Exercise directions: Give only the number of lines in the records below that contain the word "تنها".

-------------------------

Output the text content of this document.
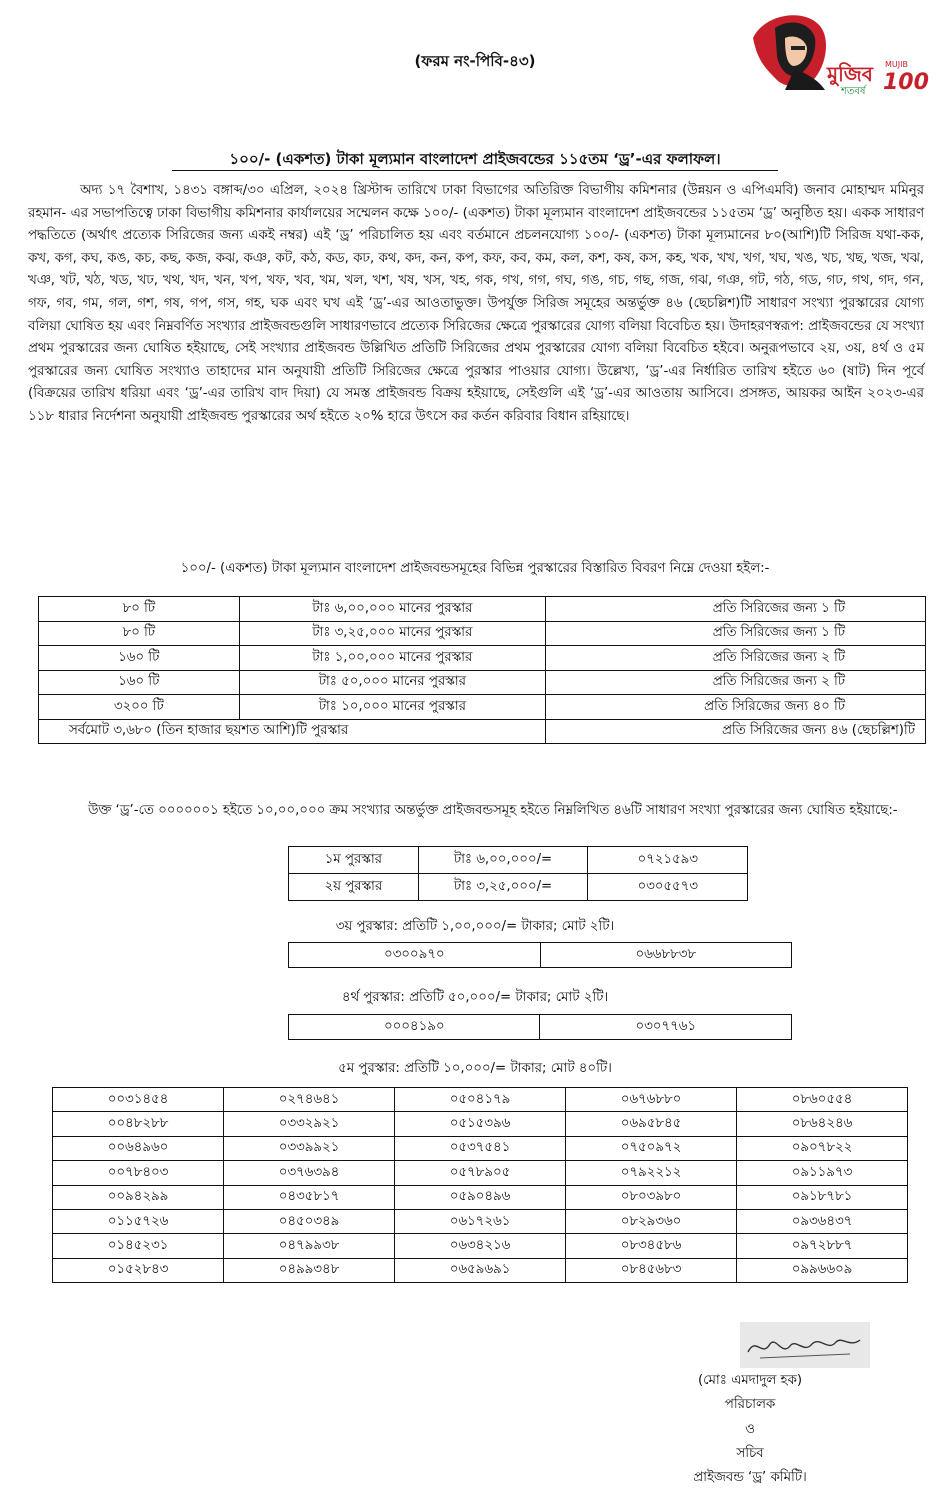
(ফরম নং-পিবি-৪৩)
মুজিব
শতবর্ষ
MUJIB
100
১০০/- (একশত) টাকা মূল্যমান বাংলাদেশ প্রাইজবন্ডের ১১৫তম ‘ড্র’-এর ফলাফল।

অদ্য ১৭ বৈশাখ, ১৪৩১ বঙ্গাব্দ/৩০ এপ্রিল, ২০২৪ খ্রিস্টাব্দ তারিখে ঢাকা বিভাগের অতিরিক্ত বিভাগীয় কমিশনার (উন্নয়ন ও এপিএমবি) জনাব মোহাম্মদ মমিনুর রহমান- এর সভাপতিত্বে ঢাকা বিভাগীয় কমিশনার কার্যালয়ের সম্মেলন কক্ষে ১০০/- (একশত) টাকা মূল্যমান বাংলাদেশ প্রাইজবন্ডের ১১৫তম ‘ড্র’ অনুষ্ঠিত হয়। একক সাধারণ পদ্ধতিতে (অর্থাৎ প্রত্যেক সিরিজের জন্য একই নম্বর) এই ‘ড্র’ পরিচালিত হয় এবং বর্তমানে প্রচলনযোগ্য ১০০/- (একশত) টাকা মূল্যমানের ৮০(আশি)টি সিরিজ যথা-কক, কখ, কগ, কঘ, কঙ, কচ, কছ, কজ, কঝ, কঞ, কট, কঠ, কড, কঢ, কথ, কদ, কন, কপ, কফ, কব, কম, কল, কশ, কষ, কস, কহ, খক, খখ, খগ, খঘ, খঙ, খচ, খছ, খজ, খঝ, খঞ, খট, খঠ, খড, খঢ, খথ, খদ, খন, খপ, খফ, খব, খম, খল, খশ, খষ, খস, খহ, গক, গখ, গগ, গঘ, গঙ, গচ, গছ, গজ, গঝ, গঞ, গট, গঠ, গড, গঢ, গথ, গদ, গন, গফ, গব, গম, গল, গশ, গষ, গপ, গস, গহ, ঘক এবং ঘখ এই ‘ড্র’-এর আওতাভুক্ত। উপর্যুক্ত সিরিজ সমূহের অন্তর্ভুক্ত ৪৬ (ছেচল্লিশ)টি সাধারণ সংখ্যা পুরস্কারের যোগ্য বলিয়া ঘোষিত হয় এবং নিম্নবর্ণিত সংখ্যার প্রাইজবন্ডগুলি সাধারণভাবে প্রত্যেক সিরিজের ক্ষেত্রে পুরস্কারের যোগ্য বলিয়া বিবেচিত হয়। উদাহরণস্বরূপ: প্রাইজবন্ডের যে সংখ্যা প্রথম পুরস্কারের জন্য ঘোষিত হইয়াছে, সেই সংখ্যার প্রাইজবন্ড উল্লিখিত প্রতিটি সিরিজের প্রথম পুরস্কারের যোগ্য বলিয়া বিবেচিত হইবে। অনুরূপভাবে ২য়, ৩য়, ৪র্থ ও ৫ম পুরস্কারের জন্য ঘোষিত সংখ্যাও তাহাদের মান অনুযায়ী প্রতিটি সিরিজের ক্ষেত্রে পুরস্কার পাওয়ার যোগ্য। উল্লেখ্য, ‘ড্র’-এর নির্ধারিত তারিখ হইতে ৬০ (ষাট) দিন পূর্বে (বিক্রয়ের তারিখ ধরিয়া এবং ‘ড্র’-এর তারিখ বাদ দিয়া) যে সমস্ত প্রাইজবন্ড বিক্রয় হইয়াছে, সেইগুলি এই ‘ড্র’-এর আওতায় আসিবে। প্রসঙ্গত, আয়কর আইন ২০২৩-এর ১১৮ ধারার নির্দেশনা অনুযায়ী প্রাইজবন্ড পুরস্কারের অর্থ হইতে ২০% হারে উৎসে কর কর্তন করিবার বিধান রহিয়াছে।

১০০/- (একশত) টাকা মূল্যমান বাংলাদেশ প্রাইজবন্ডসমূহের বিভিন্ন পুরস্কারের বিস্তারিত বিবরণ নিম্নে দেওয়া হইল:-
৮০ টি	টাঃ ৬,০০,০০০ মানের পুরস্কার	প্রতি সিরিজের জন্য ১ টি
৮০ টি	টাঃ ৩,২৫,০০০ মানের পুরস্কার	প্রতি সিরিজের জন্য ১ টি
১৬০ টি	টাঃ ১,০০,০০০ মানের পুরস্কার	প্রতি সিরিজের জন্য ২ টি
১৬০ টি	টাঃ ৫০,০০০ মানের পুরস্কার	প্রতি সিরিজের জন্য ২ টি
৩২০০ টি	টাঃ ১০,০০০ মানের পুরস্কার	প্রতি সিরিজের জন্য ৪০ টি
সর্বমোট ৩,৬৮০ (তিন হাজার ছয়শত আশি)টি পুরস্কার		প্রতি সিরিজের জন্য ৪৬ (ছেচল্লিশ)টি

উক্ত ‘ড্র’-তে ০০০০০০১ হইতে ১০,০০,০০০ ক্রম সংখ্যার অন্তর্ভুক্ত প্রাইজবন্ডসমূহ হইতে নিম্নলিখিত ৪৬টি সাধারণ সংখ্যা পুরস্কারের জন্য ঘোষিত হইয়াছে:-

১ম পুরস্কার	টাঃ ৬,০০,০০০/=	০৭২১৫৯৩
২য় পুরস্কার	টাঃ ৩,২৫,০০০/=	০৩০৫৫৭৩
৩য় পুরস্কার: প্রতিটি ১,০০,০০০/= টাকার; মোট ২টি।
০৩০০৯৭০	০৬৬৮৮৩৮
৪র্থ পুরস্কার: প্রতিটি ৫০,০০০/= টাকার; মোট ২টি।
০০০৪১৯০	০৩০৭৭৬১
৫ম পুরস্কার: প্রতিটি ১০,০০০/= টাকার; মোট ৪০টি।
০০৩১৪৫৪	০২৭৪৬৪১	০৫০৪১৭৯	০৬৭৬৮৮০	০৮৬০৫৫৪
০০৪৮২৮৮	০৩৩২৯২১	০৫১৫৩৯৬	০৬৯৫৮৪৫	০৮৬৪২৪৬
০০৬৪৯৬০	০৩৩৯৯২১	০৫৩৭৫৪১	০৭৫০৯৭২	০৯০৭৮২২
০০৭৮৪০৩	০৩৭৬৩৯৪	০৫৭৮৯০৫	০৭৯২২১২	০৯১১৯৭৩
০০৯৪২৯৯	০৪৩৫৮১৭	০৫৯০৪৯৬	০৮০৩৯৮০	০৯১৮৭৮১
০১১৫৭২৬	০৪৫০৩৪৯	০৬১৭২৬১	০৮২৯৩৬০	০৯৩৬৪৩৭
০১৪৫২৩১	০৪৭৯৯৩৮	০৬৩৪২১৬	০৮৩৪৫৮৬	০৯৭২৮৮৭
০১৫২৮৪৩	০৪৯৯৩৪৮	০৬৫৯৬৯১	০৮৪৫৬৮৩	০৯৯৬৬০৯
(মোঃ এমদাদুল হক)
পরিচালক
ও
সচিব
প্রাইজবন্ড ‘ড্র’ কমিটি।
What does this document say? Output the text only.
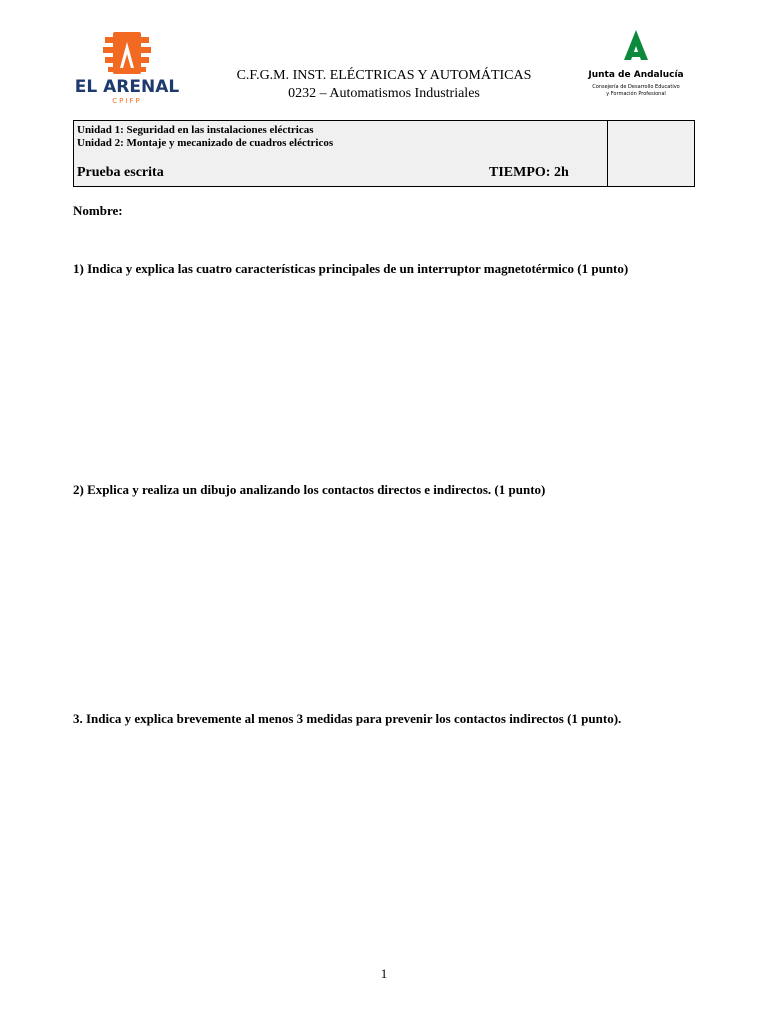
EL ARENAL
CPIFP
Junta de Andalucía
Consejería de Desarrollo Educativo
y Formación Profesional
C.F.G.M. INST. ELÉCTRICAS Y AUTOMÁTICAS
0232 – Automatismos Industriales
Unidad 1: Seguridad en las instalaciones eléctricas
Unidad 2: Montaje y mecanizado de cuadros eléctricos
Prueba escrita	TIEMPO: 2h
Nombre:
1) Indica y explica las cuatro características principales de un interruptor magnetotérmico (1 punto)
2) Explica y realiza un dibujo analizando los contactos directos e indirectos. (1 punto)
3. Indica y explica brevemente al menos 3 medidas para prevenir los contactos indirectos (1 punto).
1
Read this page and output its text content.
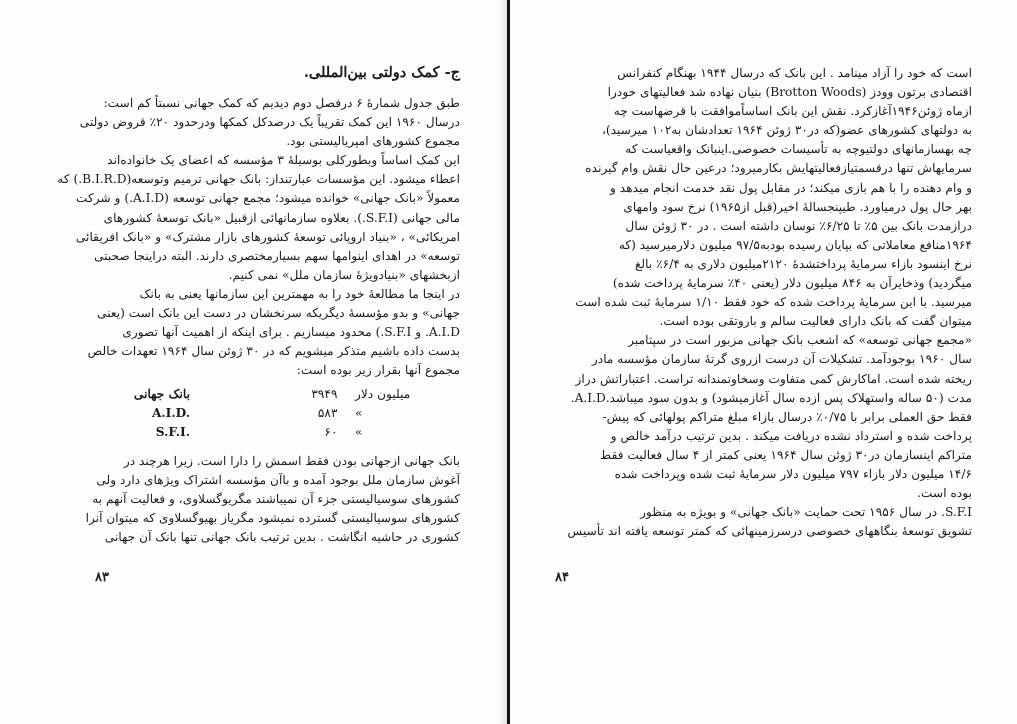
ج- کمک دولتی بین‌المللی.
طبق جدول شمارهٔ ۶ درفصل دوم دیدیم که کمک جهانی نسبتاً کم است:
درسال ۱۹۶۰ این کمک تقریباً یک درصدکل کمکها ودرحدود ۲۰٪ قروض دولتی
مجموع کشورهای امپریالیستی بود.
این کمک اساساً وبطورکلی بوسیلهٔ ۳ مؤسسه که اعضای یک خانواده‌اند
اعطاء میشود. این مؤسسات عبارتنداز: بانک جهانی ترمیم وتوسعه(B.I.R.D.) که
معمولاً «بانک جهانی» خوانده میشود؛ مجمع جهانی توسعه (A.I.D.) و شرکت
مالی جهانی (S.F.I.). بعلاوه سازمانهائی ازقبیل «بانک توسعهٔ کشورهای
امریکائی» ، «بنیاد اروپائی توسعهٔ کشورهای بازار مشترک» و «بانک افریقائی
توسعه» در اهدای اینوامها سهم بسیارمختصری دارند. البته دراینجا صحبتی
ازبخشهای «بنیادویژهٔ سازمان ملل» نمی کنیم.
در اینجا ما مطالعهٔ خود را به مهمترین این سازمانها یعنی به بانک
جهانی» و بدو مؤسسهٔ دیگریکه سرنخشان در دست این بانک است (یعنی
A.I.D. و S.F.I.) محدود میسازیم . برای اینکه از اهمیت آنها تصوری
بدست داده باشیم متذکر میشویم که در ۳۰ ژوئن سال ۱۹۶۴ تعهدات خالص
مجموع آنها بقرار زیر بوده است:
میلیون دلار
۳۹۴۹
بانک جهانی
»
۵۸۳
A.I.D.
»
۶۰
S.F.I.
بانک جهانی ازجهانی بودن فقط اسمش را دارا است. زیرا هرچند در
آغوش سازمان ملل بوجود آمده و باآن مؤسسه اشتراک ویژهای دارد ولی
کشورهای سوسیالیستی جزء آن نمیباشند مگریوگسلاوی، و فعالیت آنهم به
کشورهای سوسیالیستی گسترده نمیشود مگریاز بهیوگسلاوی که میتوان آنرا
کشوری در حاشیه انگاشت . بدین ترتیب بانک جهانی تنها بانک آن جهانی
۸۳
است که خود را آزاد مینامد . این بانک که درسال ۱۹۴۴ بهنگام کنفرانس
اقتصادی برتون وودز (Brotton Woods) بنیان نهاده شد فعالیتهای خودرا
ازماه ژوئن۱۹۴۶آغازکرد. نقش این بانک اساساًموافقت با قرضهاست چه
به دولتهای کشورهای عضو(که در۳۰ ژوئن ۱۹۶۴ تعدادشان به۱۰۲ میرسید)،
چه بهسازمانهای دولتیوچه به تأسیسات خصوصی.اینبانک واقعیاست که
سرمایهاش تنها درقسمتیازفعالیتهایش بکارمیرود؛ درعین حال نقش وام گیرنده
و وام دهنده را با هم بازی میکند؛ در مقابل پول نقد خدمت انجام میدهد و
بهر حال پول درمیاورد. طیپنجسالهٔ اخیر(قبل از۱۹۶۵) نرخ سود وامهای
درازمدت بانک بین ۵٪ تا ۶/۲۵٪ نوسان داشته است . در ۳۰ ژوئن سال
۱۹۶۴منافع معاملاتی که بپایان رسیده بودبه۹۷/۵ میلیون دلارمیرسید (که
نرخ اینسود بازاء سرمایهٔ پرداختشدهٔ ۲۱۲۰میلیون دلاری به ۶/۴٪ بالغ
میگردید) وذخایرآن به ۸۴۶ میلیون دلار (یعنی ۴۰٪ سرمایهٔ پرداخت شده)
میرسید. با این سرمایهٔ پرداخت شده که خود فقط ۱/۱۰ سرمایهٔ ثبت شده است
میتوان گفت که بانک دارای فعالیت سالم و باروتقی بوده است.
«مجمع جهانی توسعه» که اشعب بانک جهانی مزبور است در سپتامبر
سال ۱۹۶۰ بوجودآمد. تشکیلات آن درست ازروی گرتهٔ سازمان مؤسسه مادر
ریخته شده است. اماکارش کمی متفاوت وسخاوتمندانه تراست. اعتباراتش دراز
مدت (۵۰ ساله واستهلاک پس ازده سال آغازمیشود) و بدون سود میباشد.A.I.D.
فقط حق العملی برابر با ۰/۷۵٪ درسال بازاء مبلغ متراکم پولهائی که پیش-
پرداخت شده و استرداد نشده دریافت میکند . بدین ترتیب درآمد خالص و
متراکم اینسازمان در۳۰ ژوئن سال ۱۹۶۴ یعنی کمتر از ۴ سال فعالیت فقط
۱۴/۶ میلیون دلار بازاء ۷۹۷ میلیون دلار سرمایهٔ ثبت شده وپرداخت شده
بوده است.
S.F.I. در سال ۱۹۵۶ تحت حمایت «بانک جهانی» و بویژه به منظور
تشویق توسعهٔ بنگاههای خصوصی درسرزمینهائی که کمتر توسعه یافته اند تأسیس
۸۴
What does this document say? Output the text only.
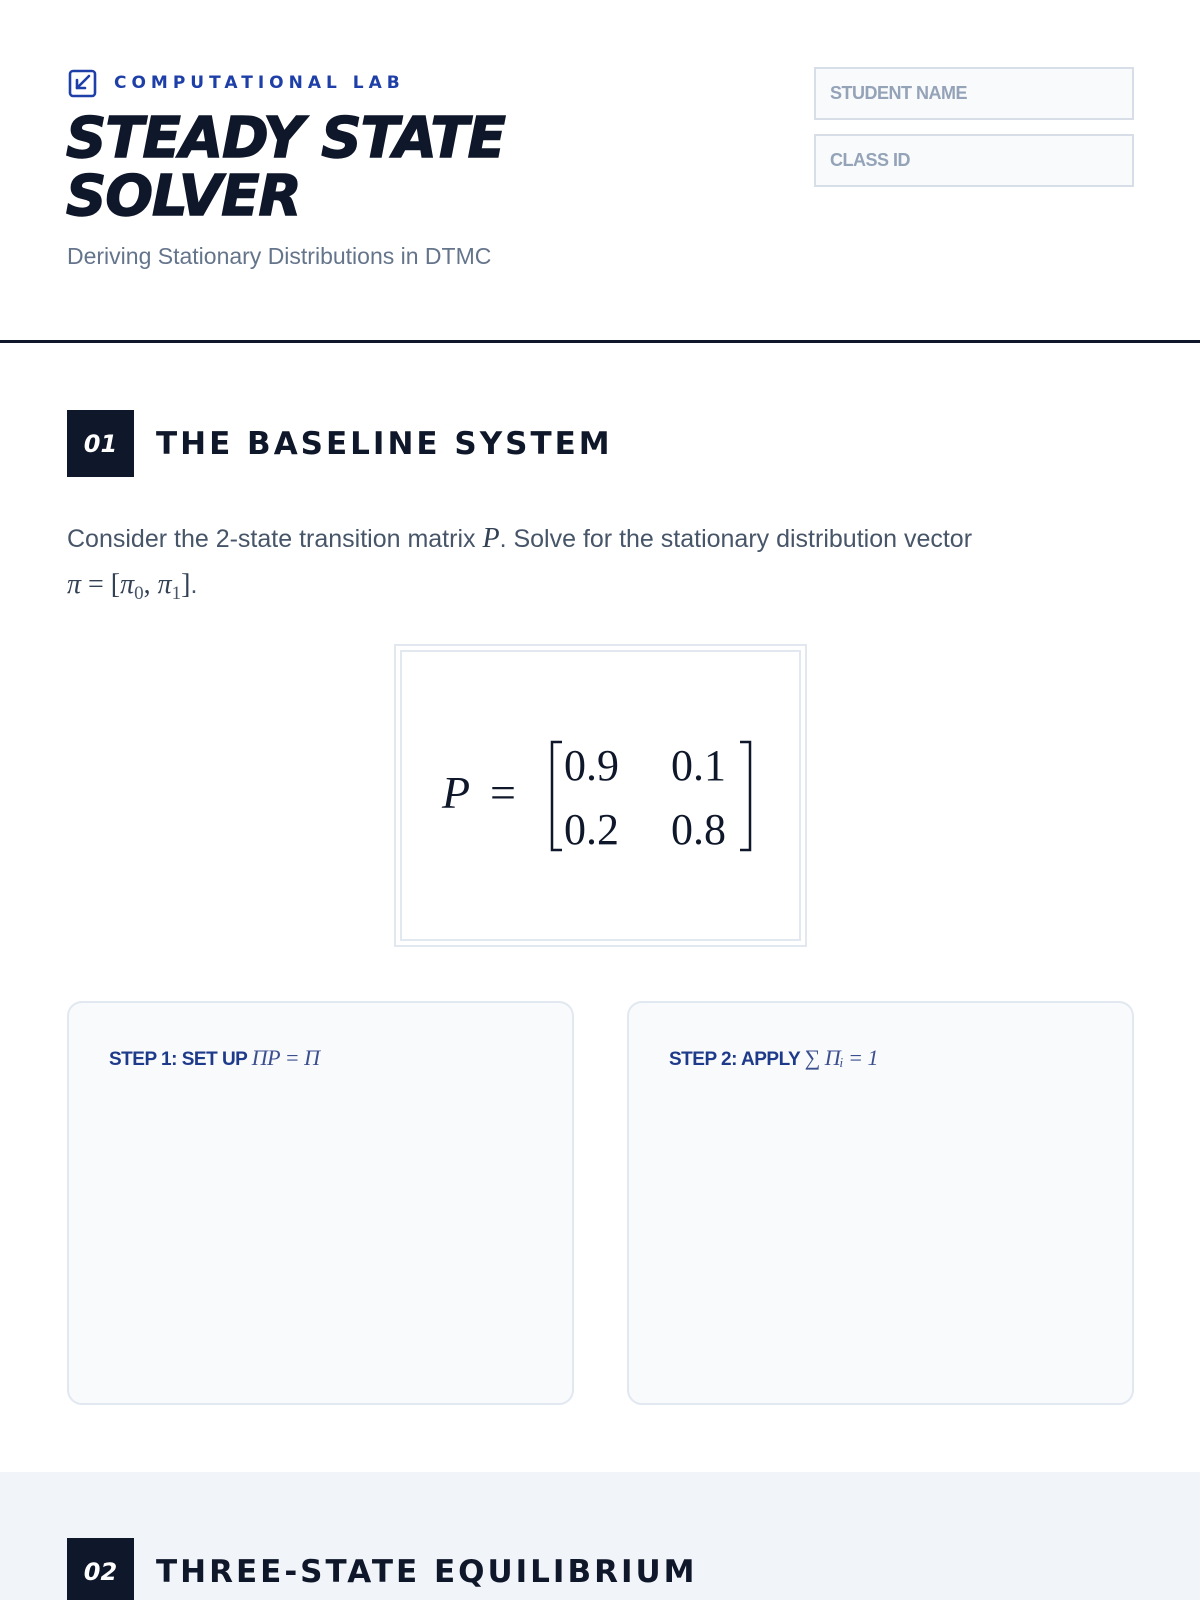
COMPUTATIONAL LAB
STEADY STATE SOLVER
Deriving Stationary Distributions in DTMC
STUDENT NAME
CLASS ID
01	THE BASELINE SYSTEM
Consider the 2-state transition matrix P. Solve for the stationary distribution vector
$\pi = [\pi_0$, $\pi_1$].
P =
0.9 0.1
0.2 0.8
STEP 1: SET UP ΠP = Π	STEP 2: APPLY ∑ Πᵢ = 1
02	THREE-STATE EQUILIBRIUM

-------------------------

Output below: 2